-- START OF Data section --

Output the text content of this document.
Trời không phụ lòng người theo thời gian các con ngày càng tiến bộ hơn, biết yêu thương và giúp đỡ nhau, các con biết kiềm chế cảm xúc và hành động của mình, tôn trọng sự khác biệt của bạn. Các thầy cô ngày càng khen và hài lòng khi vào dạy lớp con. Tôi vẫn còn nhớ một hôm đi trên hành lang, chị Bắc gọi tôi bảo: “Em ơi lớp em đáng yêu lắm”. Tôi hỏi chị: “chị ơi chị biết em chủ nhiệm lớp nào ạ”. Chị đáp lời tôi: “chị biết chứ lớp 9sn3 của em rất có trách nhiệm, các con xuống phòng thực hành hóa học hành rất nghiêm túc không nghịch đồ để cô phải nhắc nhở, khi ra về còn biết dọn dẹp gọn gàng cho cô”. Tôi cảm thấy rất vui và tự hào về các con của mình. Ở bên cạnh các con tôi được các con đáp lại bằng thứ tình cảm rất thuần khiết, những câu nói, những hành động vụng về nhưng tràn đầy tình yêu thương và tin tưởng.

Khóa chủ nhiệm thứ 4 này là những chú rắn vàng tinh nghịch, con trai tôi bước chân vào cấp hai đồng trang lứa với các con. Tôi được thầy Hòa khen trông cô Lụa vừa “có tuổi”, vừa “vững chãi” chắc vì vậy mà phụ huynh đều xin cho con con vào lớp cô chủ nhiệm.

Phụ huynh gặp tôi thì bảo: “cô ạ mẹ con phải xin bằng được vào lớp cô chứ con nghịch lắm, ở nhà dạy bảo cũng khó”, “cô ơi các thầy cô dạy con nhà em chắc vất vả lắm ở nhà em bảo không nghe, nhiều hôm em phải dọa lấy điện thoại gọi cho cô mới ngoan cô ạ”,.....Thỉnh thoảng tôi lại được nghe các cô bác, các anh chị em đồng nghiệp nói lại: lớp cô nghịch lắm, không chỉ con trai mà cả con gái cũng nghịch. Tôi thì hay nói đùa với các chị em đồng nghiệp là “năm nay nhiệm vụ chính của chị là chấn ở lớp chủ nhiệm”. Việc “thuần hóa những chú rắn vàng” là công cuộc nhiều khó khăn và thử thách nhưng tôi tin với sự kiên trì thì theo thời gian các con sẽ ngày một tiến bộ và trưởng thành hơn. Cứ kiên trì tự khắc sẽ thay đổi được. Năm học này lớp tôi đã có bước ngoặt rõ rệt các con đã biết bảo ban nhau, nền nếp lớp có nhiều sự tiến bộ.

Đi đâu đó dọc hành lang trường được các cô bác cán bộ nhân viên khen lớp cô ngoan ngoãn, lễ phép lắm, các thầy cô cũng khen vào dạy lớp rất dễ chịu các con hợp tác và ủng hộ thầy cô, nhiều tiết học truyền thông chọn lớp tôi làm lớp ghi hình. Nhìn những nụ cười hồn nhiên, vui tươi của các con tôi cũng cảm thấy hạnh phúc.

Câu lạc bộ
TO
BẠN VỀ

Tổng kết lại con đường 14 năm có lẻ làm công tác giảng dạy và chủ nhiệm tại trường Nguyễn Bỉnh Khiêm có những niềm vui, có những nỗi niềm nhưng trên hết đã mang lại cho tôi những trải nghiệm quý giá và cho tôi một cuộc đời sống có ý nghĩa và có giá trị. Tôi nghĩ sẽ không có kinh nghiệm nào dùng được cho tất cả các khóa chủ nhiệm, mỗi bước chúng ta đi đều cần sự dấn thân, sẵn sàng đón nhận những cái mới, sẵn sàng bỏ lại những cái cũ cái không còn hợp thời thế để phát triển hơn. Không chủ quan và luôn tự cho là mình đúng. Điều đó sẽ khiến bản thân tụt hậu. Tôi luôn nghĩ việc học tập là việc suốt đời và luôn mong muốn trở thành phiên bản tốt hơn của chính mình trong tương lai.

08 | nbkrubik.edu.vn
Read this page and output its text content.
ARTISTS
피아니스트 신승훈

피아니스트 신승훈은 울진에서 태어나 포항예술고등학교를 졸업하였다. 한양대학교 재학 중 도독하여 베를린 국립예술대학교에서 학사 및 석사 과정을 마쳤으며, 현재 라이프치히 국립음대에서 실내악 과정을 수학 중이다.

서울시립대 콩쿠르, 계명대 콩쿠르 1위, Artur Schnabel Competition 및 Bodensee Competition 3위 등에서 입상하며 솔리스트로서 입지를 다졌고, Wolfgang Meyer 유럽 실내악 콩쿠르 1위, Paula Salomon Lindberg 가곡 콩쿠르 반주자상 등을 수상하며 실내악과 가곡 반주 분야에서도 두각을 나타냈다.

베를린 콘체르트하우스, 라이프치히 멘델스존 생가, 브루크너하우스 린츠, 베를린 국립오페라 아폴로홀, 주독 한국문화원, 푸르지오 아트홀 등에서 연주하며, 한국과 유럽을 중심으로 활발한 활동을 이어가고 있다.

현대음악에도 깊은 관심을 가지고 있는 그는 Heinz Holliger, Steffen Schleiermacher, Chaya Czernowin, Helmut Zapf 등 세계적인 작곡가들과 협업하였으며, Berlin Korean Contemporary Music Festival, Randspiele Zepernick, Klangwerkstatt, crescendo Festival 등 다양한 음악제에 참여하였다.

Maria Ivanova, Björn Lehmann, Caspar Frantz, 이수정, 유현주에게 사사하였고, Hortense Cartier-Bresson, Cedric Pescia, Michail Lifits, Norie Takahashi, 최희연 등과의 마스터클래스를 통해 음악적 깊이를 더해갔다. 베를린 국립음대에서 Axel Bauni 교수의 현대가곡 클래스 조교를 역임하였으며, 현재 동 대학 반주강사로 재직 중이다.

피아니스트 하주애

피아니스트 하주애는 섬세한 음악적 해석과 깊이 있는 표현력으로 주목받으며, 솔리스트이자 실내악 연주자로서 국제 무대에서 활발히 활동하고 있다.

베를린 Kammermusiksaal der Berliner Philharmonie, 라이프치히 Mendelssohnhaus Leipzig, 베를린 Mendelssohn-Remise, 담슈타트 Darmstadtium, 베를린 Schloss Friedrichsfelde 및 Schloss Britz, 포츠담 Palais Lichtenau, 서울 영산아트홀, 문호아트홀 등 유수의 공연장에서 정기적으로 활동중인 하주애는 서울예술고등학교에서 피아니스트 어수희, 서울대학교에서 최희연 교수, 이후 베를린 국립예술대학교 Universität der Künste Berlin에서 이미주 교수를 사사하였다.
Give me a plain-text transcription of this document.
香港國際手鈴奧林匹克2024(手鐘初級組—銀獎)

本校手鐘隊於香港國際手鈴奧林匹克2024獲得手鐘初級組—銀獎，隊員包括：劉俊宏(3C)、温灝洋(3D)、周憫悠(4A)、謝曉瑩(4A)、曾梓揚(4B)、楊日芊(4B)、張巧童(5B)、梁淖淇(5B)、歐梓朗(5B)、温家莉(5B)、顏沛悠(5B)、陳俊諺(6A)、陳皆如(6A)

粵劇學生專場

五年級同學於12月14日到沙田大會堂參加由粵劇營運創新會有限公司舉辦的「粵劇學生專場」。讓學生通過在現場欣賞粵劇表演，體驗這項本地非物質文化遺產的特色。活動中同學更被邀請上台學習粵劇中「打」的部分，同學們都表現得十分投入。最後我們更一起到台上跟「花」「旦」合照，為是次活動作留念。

-- END OF Data section --

Repeat all the entries exactly as given.

Output the text content of this document.
Trời không phụ lòng người theo thời gian các con ngày càng tiến bộ hơn, biết yêu thương và giúp đỡ nhau, các con biết kiềm chế cảm xúc và hành động của mình, tôn trọng sự khác biệt của bạn. Các thầy cô ngày càng khen và hài lòng khi vào dạy lớp con. Tôi vẫn còn nhớ một hôm đi trên hành lang, chị Bắc gọi tôi bảo: “Em ơi lớp em đáng yêu lắm”. Tôi hỏi chị: “chị ơi chị biết em chủ nhiệm lớp nào ạ”. Chị đáp lời tôi: “chị biết chứ lớp 9sn3 của em rất có trách nhiệm, các con xuống phòng thực hành hóa học hành rất nghiêm túc không nghịch đồ để cô phải nhắc nhở, khi ra về còn biết dọn dẹp gọn gàng cho cô”. Tôi cảm thấy rất vui và tự hào về các con của mình. Ở bên cạnh các con tôi được các con đáp lại bằng thứ tình cảm rất thuần khiết, những câu nói, những hành động vụng về nhưng tràn đầy tình yêu thương và tin tưởng.

Khóa chủ nhiệm thứ 4 này là những chú rắn vàng tinh nghịch, con trai tôi bước chân vào cấp hai đồng trang lứa với các con. Tôi được thầy Hòa khen trông cô Lụa vừa “có tuổi”, vừa “vững chãi” chắc vì vậy mà phụ huynh đều xin cho con con vào lớp cô chủ nhiệm.

Phụ huynh gặp tôi thì bảo: “cô ạ mẹ con phải xin bằng được vào lớp cô chứ con nghịch lắm, ở nhà dạy bảo cũng khó”, “cô ơi các thầy cô dạy con nhà em chắc vất vả lắm ở nhà em bảo không nghe, nhiều hôm em phải dọa lấy điện thoại gọi cho cô mới ngoan cô ạ”,.....Thỉnh thoảng tôi lại được nghe các cô bác, các anh chị em đồng nghiệp nói lại: lớp cô nghịch lắm, không chỉ con trai mà cả con gái cũng nghịch. Tôi thì hay nói đùa với các chị em đồng nghiệp là “năm nay nhiệm vụ chính của chị là chấn ở lớp chủ nhiệm”. Việc “thuần hóa những chú rắn vàng” là công cuộc nhiều khó khăn và thử thách nhưng tôi tin với sự kiên trì thì theo thời gian các con sẽ ngày một tiến bộ và trưởng thành hơn. Cứ kiên trì tự khắc sẽ thay đổi được. Năm học này lớp tôi đã có bước ngoặt rõ rệt các con đã biết bảo ban nhau, nền nếp lớp có nhiều sự tiến bộ.

Đi đâu đó dọc hành lang trường được các cô bác cán bộ nhân viên khen lớp cô ngoan ngoãn, lễ phép lắm, các thầy cô cũng khen vào dạy lớp rất dễ chịu các con hợp tác và ủng hộ thầy cô, nhiều tiết học truyền thông chọn lớp tôi làm lớp ghi hình. Nhìn những nụ cười hồn nhiên, vui tươi của các con tôi cũng cảm thấy hạnh phúc.

Câu lạc bộ
TO
BẠN VỀ

Tổng kết lại con đường 14 năm có lẻ làm công tác giảng dạy và chủ nhiệm tại trường Nguyễn Bỉnh Khiêm có những niềm vui, có những nỗi niềm nhưng trên hết đã mang lại cho tôi những trải nghiệm quý giá và cho tôi một cuộc đời sống có ý nghĩa và có giá trị. Tôi nghĩ sẽ không có kinh nghiệm nào dùng được cho tất cả các khóa chủ nhiệm, mỗi bước chúng ta đi đều cần sự dấn thân, sẵn sàng đón nhận những cái mới, sẵn sàng bỏ lại những cái cũ cái không còn hợp thời thế để phát triển hơn. Không chủ quan và luôn tự cho là mình đúng. Điều đó sẽ khiến bản thân tụt hậu. Tôi luôn nghĩ việc học tập là việc suốt đời và luôn mong muốn trở thành phiên bản tốt hơn của chính mình trong tương lai.

08 | nbkrubik.edu.vn
Read this page and output its text content.
ARTISTS
피아니스트 신승훈

피아니스트 신승훈은 울진에서 태어나 포항예술고등학교를 졸업하였다. 한양대학교 재학 중 도독하여 베를린 국립예술대학교에서 학사 및 석사 과정을 마쳤으며, 현재 라이프치히 국립음대에서 실내악 과정을 수학 중이다.

서울시립대 콩쿠르, 계명대 콩쿠르 1위, Artur Schnabel Competition 및 Bodensee Competition 3위 등에서 입상하며 솔리스트로서 입지를 다졌고, Wolfgang Meyer 유럽 실내악 콩쿠르 1위, Paula Salomon Lindberg 가곡 콩쿠르 반주자상 등을 수상하며 실내악과 가곡 반주 분야에서도 두각을 나타냈다.

베를린 콘체르트하우스, 라이프치히 멘델스존 생가, 브루크너하우스 린츠, 베를린 국립오페라 아폴로홀, 주독 한국문화원, 푸르지오 아트홀 등에서 연주하며, 한국과 유럽을 중심으로 활발한 활동을 이어가고 있다.

현대음악에도 깊은 관심을 가지고 있는 그는 Heinz Holliger, Steffen Schleiermacher, Chaya Czernowin, Helmut Zapf 등 세계적인 작곡가들과 협업하였으며, Berlin Korean Contemporary Music Festival, Randspiele Zepernick, Klangwerkstatt, crescendo Festival 등 다양한 음악제에 참여하였다.

Maria Ivanova, Björn Lehmann, Caspar Frantz, 이수정, 유현주에게 사사하였고, Hortense Cartier-Bresson, Cedric Pescia, Michail Lifits, Norie Takahashi, 최희연 등과의 마스터클래스를 통해 음악적 깊이를 더해갔다. 베를린 국립음대에서 Axel Bauni 교수의 현대가곡 클래스 조교를 역임하였으며, 현재 동 대학 반주강사로 재직 중이다.

피아니스트 하주애

피아니스트 하주애는 섬세한 음악적 해석과 깊이 있는 표현력으로 주목받으며, 솔리스트이자 실내악 연주자로서 국제 무대에서 활발히 활동하고 있다.

베를린 Kammermusiksaal der Berliner Philharmonie, 라이프치히 Mendelssohnhaus Leipzig, 베를린 Mendelssohn-Remise, 담슈타트 Darmstadtium, 베를린 Schloss Friedrichsfelde 및 Schloss Britz, 포츠담 Palais Lichtenau, 서울 영산아트홀, 문호아트홀 등 유수의 공연장에서 정기적으로 활동중인 하주애는 서울예술고등학교에서 피아니스트 어수희, 서울대학교에서 최희연 교수, 이후 베를린 국립예술대학교 Universität der Künste Berlin에서 이미주 교수를 사사하였다.
Give me a plain-text transcription of this document.
香港國際手鈴奧林匹克2024(手鐘初級組—銀獎)

本校手鐘隊於香港國際手鈴奧林匹克2024獲得手鐘初級組—銀獎，隊員包括：劉俊宏(3C)、温灝洋(3D)、周憫悠(4A)、謝曉瑩(4A)、曾梓揚(4B)、楊日芊(4B)、張巧童(5B)、梁淖淇(5B)、歐梓朗(5B)、温家莉(5B)、顏沛悠(5B)、陳俊諺(6A)、陳皆如(6A)

粵劇學生專場

五年級同學於12月14日到沙田大會堂參加由粵劇營運創新會有限公司舉辦的「粵劇學生專場」。讓學生通過在現場欣賞粵劇表演，體驗這項本地非物質文化遺產的特色。活動中同學更被邀請上台學習粵劇中「打」的部分，同學們都表現得十分投入。最後我們更一起到台上跟「花」「旦」合照，為是次活動作留念。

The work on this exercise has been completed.